Start of Data records

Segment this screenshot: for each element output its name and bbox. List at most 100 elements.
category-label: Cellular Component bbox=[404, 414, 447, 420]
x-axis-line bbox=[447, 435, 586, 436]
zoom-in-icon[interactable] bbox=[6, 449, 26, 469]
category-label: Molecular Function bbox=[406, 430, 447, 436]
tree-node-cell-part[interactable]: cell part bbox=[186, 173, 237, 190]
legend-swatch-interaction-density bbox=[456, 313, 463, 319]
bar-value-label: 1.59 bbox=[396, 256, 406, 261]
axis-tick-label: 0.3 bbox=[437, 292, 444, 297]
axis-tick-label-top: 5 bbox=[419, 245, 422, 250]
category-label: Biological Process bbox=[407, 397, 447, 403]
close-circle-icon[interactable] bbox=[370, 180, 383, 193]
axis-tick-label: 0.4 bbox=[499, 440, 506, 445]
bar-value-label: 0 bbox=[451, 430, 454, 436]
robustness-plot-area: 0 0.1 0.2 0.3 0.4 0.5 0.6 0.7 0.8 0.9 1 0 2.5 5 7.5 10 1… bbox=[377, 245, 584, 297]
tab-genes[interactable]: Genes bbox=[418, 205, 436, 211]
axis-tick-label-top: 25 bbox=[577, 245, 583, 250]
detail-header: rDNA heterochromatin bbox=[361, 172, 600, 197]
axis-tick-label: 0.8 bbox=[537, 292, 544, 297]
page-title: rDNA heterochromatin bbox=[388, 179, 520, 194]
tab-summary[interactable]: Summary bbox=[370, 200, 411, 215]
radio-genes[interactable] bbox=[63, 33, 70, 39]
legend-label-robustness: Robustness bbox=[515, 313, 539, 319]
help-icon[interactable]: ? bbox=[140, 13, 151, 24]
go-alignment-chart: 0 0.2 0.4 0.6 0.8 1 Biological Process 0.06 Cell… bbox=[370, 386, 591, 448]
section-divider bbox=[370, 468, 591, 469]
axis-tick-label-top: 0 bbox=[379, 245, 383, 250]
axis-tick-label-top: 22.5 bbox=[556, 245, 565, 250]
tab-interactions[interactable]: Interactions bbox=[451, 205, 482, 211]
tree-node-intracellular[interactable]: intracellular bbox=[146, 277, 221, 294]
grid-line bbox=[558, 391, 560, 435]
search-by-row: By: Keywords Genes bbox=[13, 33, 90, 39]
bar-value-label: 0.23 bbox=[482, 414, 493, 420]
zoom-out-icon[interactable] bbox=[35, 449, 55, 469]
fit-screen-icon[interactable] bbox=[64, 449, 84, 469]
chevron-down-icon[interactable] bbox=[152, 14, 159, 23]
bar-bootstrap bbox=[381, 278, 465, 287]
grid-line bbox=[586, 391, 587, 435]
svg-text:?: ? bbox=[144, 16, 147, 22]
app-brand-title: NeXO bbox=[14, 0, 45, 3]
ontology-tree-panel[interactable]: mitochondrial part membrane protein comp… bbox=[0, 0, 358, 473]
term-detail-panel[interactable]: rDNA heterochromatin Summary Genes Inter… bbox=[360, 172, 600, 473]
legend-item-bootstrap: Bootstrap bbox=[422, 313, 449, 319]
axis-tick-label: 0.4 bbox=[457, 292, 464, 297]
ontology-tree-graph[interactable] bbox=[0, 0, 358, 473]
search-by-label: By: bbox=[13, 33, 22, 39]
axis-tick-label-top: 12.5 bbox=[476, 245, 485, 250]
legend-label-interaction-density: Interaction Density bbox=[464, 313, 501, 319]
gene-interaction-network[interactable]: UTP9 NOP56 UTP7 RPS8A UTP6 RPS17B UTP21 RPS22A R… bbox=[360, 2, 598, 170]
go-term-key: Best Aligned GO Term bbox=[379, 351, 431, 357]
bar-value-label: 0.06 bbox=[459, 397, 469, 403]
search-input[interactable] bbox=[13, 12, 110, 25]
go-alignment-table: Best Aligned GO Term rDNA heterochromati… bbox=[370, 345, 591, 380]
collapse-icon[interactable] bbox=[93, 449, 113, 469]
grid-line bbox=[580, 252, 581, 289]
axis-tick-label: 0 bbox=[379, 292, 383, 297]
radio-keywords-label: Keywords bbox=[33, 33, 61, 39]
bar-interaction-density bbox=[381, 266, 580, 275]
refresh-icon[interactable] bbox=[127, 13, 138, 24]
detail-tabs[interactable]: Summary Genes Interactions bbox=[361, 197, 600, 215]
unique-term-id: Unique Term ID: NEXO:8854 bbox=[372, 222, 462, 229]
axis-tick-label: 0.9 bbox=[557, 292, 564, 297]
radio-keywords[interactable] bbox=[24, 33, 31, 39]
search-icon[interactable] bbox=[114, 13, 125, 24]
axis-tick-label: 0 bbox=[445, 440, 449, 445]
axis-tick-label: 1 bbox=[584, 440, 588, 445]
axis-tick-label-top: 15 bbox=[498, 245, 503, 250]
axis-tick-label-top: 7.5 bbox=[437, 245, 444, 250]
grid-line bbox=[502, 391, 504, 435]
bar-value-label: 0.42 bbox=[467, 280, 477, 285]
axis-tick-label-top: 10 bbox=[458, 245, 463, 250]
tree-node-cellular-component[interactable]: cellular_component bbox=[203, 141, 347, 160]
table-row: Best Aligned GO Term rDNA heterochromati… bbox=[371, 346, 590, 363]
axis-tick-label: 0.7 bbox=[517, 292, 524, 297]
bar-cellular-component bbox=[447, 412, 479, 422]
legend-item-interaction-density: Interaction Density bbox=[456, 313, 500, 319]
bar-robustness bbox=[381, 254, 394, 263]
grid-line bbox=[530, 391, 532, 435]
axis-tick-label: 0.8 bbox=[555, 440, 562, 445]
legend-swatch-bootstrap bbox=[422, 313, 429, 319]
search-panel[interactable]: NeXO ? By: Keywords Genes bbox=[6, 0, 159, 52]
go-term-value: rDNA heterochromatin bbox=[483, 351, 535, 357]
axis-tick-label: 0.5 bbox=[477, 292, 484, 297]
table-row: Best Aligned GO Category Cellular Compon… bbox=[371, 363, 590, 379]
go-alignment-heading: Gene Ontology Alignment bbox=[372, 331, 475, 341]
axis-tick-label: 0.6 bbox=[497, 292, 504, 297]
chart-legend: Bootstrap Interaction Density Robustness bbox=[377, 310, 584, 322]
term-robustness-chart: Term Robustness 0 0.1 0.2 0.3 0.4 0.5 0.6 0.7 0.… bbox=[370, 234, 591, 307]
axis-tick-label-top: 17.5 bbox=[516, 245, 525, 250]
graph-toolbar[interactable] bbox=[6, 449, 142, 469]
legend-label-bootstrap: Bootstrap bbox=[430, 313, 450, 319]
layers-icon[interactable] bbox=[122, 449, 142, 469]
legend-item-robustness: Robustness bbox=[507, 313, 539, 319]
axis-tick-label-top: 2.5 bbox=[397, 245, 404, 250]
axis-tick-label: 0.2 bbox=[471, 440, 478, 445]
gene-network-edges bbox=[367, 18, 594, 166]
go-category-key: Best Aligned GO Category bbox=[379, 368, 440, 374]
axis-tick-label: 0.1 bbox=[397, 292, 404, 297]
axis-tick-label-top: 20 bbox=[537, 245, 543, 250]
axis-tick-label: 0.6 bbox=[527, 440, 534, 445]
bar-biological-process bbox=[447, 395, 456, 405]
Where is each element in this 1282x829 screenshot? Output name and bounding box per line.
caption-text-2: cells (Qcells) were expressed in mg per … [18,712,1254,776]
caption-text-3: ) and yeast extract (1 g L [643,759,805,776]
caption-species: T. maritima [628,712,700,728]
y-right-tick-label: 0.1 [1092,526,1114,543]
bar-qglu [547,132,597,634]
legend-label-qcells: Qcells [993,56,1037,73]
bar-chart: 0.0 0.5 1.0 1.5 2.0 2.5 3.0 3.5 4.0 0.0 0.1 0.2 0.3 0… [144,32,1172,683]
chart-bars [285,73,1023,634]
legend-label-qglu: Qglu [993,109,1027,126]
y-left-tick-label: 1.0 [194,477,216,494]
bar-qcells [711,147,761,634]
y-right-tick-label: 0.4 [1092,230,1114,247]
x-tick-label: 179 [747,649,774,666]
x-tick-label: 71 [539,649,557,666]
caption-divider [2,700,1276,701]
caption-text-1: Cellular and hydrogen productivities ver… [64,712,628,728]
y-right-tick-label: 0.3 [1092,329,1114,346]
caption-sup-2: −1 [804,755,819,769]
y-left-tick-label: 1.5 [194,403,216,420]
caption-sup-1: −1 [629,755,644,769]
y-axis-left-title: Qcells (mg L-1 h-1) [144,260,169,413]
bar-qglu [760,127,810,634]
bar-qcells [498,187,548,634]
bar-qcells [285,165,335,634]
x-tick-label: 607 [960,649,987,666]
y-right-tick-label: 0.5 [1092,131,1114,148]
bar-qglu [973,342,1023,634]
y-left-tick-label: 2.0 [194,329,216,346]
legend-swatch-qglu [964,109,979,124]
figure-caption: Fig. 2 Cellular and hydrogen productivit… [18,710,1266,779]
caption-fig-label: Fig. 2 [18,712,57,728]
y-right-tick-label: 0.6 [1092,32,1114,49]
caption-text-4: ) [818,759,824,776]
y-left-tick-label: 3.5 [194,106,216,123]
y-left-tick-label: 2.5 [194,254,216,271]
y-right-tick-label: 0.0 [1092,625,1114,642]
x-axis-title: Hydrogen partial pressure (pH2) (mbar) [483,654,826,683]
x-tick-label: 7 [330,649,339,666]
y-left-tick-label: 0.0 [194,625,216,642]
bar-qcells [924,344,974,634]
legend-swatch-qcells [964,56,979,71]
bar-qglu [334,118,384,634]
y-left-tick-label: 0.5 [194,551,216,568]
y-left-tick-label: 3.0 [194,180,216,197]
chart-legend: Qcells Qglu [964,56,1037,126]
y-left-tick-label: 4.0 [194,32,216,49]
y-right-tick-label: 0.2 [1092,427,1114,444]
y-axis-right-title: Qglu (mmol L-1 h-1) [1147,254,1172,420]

End of Data records

Work item: Locate the word "radio" in the records above, and return each line that has it.

Result:
radio-genes[interactable] bbox=[63, 33, 70, 39]
radio-keywords-label: Keywords bbox=[33, 33, 61, 39]
radio-keywords[interactable] bbox=[24, 33, 31, 39]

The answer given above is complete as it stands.